== Text ==
· · · · ·

Databricks Community

RobsonNLPT · ‎02-09-2024

I see the current conversion of dataframe to xml need to be improved.

My dataframe schema is a perfect nested schema based on structs but when I create a xml I have the follow issues:

1) I can't add elements to root

2) rootTag and rowTag are required

In the end I remove the first level of hierarchy (rowTag) using string methods or manually. The rowTag is already part of the dataframe nested schema so it doesn't make any sense

RobsonNLPT · ‎02-09-2024

Hi Kaniz. Willl test your suggestions but I think the documentation provided by Databricks / Spark should include those relevant topics in depth. I've seen lots of posts on web regarding this topic.

Thank you

RobsonNLPT · ‎02-09-2024

Hi Kaniz . I tested option("rowTag", "") using the library com.databricks:spark-xml_2.12:0.17.0 and also adb native format (runtime 14.3) but in both I got the error "requirement failed: 'rowTag' option should not be empty string"..

sandip_a · ‎02-09-2024

Here is one of the ways to use the struct field name as rowTag:

import org.apache.spark.sql.types._
val schema = new StructType().add("Record",
  new StructType().add("age", IntegerType).add("name", StringType))

· · · · ·

== Rows ==
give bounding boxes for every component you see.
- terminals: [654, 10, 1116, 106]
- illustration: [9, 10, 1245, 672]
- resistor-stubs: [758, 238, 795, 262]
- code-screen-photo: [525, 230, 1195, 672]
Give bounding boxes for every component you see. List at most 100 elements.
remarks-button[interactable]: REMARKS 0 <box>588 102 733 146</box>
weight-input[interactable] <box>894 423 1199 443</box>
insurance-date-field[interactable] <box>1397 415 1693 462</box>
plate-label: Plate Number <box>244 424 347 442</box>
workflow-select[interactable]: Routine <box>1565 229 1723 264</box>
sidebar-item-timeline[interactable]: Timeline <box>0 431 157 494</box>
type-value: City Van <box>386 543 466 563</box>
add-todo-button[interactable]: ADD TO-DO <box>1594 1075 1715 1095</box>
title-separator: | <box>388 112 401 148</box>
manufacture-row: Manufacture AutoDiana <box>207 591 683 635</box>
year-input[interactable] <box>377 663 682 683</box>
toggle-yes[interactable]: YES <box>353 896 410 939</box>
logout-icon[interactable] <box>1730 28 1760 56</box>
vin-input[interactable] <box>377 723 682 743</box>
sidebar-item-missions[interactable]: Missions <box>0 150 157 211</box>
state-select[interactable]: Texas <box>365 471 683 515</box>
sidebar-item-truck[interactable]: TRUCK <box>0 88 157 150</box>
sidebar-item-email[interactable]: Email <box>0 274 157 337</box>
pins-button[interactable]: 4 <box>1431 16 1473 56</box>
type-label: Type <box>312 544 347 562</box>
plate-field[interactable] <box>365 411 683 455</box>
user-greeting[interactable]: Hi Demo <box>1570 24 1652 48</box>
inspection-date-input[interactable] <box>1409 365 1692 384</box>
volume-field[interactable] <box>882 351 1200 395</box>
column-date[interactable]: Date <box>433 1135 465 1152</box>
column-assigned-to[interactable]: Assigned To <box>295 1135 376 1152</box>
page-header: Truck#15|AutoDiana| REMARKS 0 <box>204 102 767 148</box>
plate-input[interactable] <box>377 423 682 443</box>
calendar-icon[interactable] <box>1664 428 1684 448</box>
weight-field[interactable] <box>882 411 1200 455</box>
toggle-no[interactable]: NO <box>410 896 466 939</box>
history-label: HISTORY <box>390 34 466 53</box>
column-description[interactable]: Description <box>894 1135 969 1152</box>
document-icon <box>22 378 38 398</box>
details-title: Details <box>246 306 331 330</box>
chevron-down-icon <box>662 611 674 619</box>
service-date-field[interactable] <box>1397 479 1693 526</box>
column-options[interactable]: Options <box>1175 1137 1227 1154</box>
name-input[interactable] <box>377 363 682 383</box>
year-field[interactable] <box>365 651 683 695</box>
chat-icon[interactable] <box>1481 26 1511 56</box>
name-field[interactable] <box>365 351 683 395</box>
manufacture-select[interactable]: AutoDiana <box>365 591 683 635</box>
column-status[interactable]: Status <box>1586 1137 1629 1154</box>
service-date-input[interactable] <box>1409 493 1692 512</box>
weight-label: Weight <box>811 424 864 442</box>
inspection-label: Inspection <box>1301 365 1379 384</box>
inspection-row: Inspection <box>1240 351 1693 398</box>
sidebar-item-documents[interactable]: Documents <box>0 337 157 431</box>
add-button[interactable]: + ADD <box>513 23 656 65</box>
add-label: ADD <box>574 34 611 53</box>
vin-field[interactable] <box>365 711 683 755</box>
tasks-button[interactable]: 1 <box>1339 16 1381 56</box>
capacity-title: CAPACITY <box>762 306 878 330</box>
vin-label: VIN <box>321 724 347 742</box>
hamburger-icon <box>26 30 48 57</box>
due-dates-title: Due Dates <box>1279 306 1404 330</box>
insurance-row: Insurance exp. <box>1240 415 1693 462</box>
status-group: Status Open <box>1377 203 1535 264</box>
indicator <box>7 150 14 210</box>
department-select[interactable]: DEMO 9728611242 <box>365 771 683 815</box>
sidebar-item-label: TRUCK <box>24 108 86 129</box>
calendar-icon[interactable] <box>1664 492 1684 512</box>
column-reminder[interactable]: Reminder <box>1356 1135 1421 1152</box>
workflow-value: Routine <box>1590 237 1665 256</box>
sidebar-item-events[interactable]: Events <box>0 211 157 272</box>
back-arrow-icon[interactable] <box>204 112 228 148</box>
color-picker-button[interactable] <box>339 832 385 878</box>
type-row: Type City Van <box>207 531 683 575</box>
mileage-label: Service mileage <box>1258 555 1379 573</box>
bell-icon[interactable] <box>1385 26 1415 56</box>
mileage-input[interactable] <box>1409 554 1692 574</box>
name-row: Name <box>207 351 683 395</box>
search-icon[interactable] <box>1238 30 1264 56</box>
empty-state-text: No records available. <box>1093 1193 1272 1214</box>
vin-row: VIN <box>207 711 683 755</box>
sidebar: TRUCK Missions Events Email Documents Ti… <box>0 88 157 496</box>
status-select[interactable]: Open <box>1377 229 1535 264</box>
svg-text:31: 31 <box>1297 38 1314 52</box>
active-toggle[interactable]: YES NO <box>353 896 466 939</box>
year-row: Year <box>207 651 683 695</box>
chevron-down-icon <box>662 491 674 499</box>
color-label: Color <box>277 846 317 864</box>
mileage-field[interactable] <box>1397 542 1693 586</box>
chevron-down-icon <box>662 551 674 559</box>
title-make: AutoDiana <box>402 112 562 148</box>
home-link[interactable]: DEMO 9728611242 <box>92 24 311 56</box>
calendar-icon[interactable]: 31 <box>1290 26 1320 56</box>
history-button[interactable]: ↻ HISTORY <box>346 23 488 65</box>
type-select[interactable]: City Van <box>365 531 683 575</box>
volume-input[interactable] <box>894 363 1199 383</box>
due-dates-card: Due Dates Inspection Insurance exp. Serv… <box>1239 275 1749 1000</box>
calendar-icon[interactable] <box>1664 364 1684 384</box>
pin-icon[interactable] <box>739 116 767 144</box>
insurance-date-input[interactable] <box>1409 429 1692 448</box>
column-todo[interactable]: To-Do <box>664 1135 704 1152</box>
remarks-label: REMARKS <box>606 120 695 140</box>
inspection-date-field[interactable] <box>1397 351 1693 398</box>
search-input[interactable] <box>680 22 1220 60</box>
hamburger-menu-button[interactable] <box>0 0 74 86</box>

· · · · ·

== To be done ==
A) In the thread about converting a dataframe to XML, why does the first poster say that requiring rowTag doesn't make sense?
B) List every field name defined in the schema code in the thread about converting a dataframe to XML.
C) Carry on the thread about converting a dataframe to XML from the point where it stops.
The entries were taken from a different source than the thread.

== Answers for the tasks ==
A) The rowTag is already part of the dataframe's nested schema. Having to set it again adds an extra level of hierarchy, which the poster ends up removing by hand or with string methods.

B) Record, age, name

C)
val data = Seq(Row(Row(18, "John Doe")), Row(Row(19, "Mary Doe")))

val df = spark.createDataFrame(spark.sparkContext.parallelize(data), schema)
val rowTag = schema.fields.head.name
df.coalesce(1).select(s"$rowTag.*").write.mode("Overwrite").option("rowTag", rowTag).xml("/tmp/xml_test")

If the generated XML file above read again, it will have a flattened schema with two fields ('age' and 'name') instead of a single struct column.

RobsonNLPT · ‎02-10-2024

Hi. In this case rootTag is required also. Otherwise it will be the default "ROWS".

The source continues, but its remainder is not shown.